**CHALLENGE:** Copy all the material below, exactly as it stands.

START EXTRACTED DATA

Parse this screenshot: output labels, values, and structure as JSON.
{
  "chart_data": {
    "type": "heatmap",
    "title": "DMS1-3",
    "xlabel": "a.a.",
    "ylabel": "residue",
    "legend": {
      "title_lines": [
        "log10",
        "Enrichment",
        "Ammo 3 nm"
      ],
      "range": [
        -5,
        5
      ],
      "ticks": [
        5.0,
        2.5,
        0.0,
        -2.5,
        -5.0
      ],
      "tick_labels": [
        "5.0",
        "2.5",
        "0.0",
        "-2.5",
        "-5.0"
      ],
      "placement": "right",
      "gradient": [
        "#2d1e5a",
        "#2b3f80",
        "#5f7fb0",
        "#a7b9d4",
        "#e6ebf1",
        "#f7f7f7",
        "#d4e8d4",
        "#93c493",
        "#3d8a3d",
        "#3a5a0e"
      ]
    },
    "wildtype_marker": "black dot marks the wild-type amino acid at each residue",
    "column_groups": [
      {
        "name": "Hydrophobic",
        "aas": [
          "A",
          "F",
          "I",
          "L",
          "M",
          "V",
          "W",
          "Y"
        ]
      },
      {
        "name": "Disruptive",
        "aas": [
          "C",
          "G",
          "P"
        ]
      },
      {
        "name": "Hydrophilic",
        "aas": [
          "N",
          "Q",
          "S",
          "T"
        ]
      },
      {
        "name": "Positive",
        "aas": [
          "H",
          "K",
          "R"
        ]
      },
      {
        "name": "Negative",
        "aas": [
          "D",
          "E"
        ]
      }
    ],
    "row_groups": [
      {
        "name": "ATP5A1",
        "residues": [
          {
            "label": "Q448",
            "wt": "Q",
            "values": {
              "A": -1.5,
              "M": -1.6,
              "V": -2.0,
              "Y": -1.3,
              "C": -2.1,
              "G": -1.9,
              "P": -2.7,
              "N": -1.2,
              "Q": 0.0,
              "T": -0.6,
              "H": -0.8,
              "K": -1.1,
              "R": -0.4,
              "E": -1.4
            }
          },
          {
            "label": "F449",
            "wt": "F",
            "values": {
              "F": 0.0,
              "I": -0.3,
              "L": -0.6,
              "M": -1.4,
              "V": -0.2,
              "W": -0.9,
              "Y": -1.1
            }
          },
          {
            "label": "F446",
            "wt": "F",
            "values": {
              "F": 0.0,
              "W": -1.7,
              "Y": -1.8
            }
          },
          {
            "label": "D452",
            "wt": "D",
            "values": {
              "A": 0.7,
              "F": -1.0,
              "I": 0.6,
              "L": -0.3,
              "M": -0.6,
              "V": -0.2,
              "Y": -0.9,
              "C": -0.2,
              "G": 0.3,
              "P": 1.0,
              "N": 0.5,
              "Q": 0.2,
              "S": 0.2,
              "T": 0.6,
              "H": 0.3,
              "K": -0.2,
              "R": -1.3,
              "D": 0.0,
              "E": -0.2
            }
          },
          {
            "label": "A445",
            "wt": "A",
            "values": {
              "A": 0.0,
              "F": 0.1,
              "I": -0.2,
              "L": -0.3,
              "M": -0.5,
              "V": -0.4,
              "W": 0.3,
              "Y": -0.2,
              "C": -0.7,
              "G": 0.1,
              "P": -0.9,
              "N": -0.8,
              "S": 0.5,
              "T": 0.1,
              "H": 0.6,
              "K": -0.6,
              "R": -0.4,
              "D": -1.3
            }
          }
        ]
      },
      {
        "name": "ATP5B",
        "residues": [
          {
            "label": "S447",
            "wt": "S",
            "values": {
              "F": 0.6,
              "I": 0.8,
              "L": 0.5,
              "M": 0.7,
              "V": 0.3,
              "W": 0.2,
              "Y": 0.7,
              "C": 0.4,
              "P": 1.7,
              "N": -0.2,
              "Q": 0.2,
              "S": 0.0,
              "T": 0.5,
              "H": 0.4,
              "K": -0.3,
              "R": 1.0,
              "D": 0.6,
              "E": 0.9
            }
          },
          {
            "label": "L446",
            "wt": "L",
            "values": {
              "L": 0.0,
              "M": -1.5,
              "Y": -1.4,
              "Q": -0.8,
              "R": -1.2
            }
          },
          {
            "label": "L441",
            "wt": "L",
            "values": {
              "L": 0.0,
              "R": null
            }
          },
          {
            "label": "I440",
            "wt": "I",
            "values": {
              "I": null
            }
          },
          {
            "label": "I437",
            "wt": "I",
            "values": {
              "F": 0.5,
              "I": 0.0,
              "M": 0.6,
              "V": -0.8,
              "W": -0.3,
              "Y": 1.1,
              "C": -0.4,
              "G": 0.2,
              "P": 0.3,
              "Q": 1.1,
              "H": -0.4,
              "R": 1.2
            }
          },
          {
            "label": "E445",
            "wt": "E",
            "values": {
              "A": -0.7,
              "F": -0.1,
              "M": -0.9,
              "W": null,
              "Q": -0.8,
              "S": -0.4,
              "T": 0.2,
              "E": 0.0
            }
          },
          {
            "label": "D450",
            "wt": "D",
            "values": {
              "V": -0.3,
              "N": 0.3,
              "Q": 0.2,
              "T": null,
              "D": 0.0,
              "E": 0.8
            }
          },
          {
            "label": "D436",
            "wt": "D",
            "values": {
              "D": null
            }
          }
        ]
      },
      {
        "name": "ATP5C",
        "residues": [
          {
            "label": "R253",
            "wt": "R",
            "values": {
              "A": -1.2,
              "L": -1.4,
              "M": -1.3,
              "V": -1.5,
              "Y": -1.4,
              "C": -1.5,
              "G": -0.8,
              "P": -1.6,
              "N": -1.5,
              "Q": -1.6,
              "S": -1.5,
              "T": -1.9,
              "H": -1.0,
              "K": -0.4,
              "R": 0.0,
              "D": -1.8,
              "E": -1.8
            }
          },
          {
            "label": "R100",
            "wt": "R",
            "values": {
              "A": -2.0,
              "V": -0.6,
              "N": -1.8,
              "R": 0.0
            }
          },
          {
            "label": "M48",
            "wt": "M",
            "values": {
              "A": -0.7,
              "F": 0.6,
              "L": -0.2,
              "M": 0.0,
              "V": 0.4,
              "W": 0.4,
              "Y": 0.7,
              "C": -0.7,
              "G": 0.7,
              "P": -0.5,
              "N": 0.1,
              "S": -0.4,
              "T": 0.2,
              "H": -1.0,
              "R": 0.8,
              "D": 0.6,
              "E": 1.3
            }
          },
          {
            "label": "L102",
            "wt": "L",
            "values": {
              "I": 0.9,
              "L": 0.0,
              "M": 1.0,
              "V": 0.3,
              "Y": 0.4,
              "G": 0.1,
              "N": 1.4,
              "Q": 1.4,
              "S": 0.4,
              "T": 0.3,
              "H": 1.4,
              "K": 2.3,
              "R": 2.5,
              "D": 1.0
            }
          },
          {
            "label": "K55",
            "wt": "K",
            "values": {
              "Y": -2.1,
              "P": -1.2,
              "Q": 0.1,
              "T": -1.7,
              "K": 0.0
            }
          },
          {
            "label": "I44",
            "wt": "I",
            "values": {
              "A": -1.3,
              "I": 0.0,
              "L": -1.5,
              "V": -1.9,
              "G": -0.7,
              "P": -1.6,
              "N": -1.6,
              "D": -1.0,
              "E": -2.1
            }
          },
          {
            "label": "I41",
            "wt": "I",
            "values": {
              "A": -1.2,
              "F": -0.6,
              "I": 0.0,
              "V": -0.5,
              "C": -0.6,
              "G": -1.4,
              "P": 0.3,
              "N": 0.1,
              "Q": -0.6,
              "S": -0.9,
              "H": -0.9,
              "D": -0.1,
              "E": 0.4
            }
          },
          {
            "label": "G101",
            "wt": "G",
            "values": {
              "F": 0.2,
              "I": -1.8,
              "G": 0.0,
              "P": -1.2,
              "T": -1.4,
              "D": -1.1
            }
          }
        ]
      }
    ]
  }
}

END EXTRACTED DATA

**OUTPUT FOR THIS EXERCISE:**
Parse this screenshot: output labels, values, and structure as JSON.
{
  "chart_data": {
    "type": "heatmap",
    "title": "DMS1-3",
    "xlabel": "a.a.",
    "ylabel": "residue",
    "legend": {
      "title_lines": [
        "log10",
        "Enrichment",
        "Ammo 3 nm"
      ],
      "range": [
        -5,
        5
      ],
      "ticks": [
        5.0,
        2.5,
        0.0,
        -2.5,
        -5.0
      ],
      "tick_labels": [
        "5.0",
        "2.5",
        "0.0",
        "-2.5",
        "-5.0"
      ],
      "placement": "right",
      "gradient": [
        "#2d1e5a",
        "#2b3f80",
        "#5f7fb0",
        "#a7b9d4",
        "#e6ebf1",
        "#f7f7f7",
        "#d4e8d4",
        "#93c493",
        "#3d8a3d",
        "#3a5a0e"
      ]
    },
    "wildtype_marker": "black dot marks the wild-type amino acid at each residue",
    "column_groups": [
      {
        "name": "Hydrophobic",
        "aas": [
          "A",
          "F",
          "I",
          "L",
          "M",
          "V",
          "W",
          "Y"
        ]
      },
      {
        "name": "Disruptive",
        "aas": [
          "C",
          "G",
          "P"
        ]
      },
      {
        "name": "Hydrophilic",
        "aas": [
          "N",
          "Q",
          "S",
          "T"
        ]
      },
      {
        "name": "Positive",
        "aas": [
          "H",
          "K",
          "R"
        ]
      },
      {
        "name": "Negative",
        "aas": [
          "D",
          "E"
        ]
      }
    ],
    "row_groups": [
      {
        "name": "ATP5A1",
        "residues": [
          {
            "label": "Q448",
            "wt": "Q",
            "values": {
              "A": -1.5,
              "M": -1.6,
              "V": -2.0,
              "Y": -1.3,
              "C": -2.1,
              "G": -1.9,
              "P": -2.7,
              "N": -1.2,
              "Q": 0.0,
              "T": -0.6,
              "H": -0.8,
              "K": -1.1,
              "R": -0.4,
              "E": -1.4
            }
          },
          {
            "label": "F449",
            "wt": "F",
            "values": {
              "F": 0.0,
              "I": -0.3,
              "L": -0.6,
              "M": -1.4,
              "V": -0.2,
              "W": -0.9,
              "Y": -1.1
            }
          },
          {
            "label": "F446",
            "wt": "F",
            "values": {
              "F": 0.0,
              "W": -1.7,
              "Y": -1.8
            }
          },
          {
            "label": "D452",
            "wt": "D",
            "values": {
              "A": 0.7,
              "F": -1.0,
              "I": 0.6,
              "L": -0.3,
              "M": -0.6,
              "V": -0.2,
              "Y": -0.9,
              "C": -0.2,
              "G": 0.3,
              "P": 1.0,
              "N": 0.5,
              "Q": 0.2,
              "S": 0.2,
              "T": 0.6,
              "H": 0.3,
              "K": -0.2,
              "R": -1.3,
              "D": 0.0,
              "E": -0.2
            }
          },
          {
            "label": "A445",
            "wt": "A",
            "values": {
              "A": 0.0,
              "F": 0.1,
              "I": -0.2,
              "L": -0.3,
              "M": -0.5,
              "V": -0.4,
              "W": 0.3,
              "Y": -0.2,
              "C": -0.7,
              "G": 0.1,
              "P": -0.9,
              "N": -0.8,
              "S": 0.5,
              "T": 0.1,
              "H": 0.6,
              "K": -0.6,
              "R": -0.4,
              "D": -1.3
            }
          }
        ]
      },
      {
        "name": "ATP5B",
        "residues": [
          {
            "label": "S447",
            "wt": "S",
            "values": {
              "F": 0.6,
              "I": 0.8,
              "L": 0.5,
              "M": 0.7,
              "V": 0.3,
              "W": 0.2,
              "Y": 0.7,
              "C": 0.4,
              "P": 1.7,
              "N": -0.2,
              "Q": 0.2,
              "S": 0.0,
              "T": 0.5,
              "H": 0.4,
              "K": -0.3,
              "R": 1.0,
              "D": 0.6,
              "E": 0.9
            }
          },
          {
            "label": "L446",
            "wt": "L",
            "values": {
              "L": 0.0,
              "M": -1.5,
              "Y": -1.4,
              "Q": -0.8,
              "R": -1.2
            }
          },
          {
            "label": "L441",
            "wt": "L",
            "values": {
              "L": 0.0,
              "R": null
            }
          },
          {
            "label": "I440",
            "wt": "I",
            "values": {
              "I": null
            }
          },
          {
            "label": "I437",
            "wt": "I",
            "values": {
              "F": 0.5,
              "I": 0.0,
              "M": 0.6,
              "V": -0.8,
              "W": -0.3,
              "Y": 1.1,
              "C": -0.4,
              "G": 0.2,
              "P": 0.3,
              "Q": 1.1,
              "H": -0.4,
              "R": 1.2
            }
          },
          {
            "label": "E445",
            "wt": "E",
            "values": {
              "A": -0.7,
              "F": -0.1,
              "M": -0.9,
              "W": null,
              "Q": -0.8,
              "S": -0.4,
              "T": 0.2,
              "E": 0.0
            }
          },
          {
            "label": "D450",
            "wt": "D",
            "values": {
              "V": -0.3,
              "N": 0.3,
              "Q": 0.2,
              "T": null,
              "D": 0.0,
              "E": 0.8
            }
          },
          {
            "label": "D436",
            "wt": "D",
            "values": {
              "D": null
            }
          }
        ]
      },
      {
        "name": "ATP5C",
        "residues": [
          {
            "label": "R253",
            "wt": "R",
            "values": {
              "A": -1.2,
              "L": -1.4,
              "M": -1.3,
              "V": -1.5,
              "Y": -1.4,
              "C": -1.5,
              "G": -0.8,
              "P": -1.6,
              "N": -1.5,
              "Q": -1.6,
              "S": -1.5,
              "T": -1.9,
              "H": -1.0,
              "K": -0.4,
              "R": 0.0,
              "D": -1.8,
              "E": -1.8
            }
          },
          {
            "label": "R100",
            "wt": "R",
            "values": {
              "A": -2.0,
              "V": -0.6,
              "N": -1.8,
              "R": 0.0
            }
          },
          {
            "label": "M48",
            "wt": "M",
            "values": {
              "A": -0.7,
              "F": 0.6,
              "L": -0.2,
              "M": 0.0,
              "V": 0.4,
              "W": 0.4,
              "Y": 0.7,
              "C": -0.7,
              "G": 0.7,
              "P": -0.5,
              "N": 0.1,
              "S": -0.4,
              "T": 0.2,
              "H": -1.0,
              "R": 0.8,
              "D": 0.6,
              "E": 1.3
            }
          },
          {
            "label": "L102",
            "wt": "L",
            "values": {
              "I": 0.9,
              "L": 0.0,
              "M": 1.0,
              "V": 0.3,
              "Y": 0.4,
              "G": 0.1,
              "N": 1.4,
              "Q": 1.4,
              "S": 0.4,
              "T": 0.3,
              "H": 1.4,
              "K": 2.3,
              "R": 2.5,
              "D": 1.0
            }
          },
          {
            "label": "K55",
            "wt": "K",
            "values": {
              "Y": -2.1,
              "P": -1.2,
              "Q": 0.1,
              "T": -1.7,
              "K": 0.0
            }
          },
          {
            "label": "I44",
            "wt": "I",
            "values": {
              "A": -1.3,
              "I": 0.0,
              "L": -1.5,
              "V": -1.9,
              "G": -0.7,
              "P": -1.6,
              "N": -1.6,
              "D": -1.0,
              "E": -2.1
            }
          },
          {
            "label": "I41",
            "wt": "I",
            "values": {
              "A": -1.2,
              "F": -0.6,
              "I": 0.0,
              "V": -0.5,
              "C": -0.6,
              "G": -1.4,
              "P": 0.3,
              "N": 0.1,
              "Q": -0.6,
              "S": -0.9,
              "H": -0.9,
              "D": -0.1,
              "E": 0.4
            }
          },
          {
            "label": "G101",
            "wt": "G",
            "values": {
              "F": 0.2,
              "I": -1.8,
              "G": 0.0,
              "P": -1.2,
              "T": -1.4,
              "D": -1.1
            }
          }
        ]
      }
    ]
  }
}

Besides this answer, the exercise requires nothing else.